** EXERCISE DESCRIPTION **
Below are records; work out how many of their lines contain "石块没有下滑时" and give only that number.

** DATA SECTION **
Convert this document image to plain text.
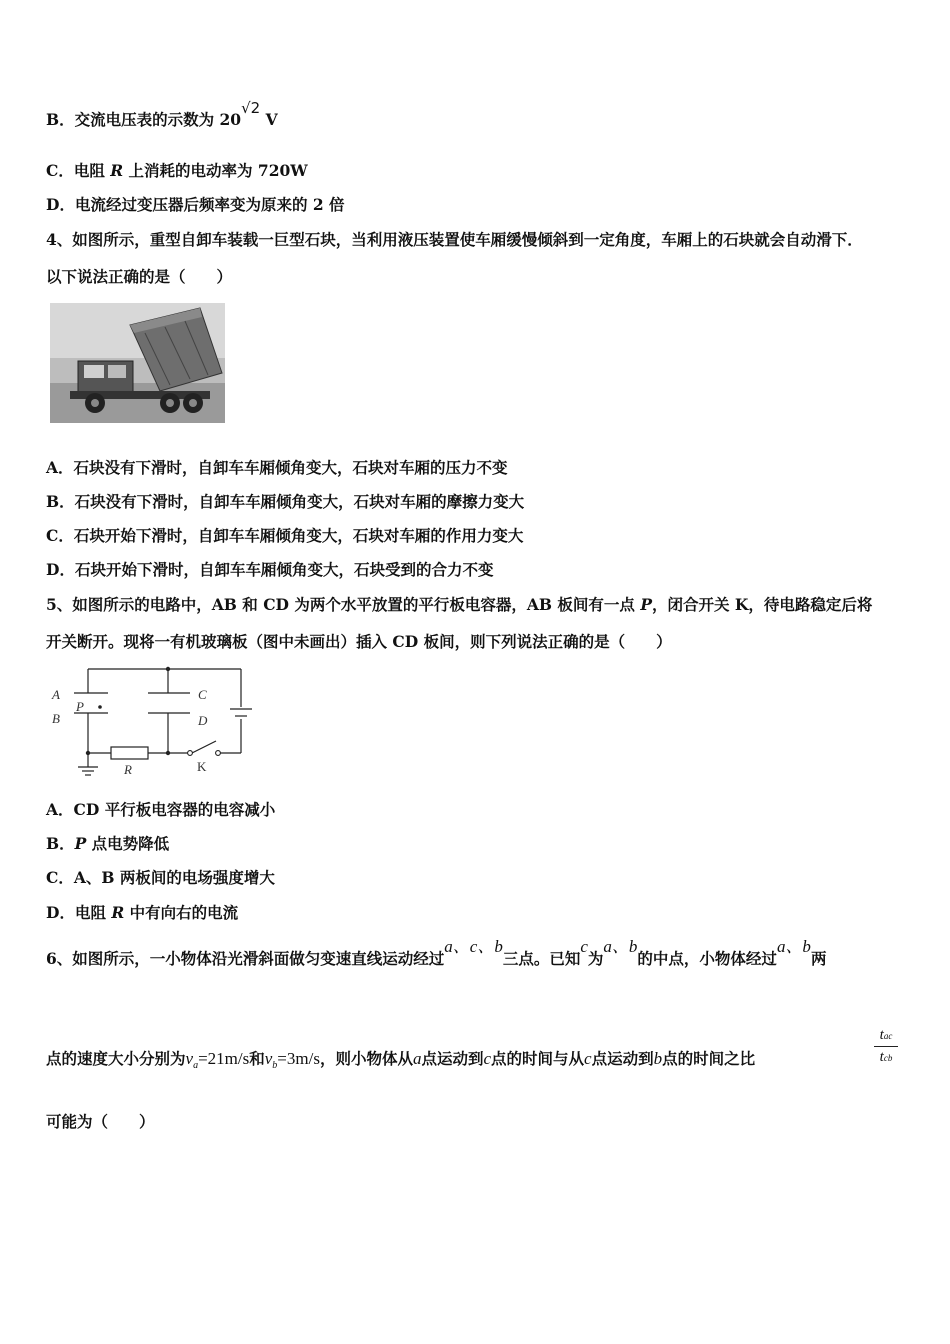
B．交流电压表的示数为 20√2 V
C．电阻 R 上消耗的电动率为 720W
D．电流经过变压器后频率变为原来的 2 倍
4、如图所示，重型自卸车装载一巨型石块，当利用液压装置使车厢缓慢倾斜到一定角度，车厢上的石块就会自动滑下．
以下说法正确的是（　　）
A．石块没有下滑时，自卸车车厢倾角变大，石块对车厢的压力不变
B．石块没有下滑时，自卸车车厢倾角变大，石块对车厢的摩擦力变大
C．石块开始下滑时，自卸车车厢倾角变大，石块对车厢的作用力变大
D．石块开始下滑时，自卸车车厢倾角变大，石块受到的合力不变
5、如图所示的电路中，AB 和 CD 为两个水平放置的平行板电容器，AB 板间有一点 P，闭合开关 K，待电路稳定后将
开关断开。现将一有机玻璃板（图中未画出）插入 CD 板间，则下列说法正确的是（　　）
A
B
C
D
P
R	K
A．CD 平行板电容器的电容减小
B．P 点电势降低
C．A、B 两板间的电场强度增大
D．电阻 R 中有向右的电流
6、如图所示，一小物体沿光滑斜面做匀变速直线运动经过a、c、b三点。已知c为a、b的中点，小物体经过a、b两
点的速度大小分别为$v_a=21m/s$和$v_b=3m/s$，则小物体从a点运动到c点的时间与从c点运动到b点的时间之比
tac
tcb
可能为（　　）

** REPLY **
2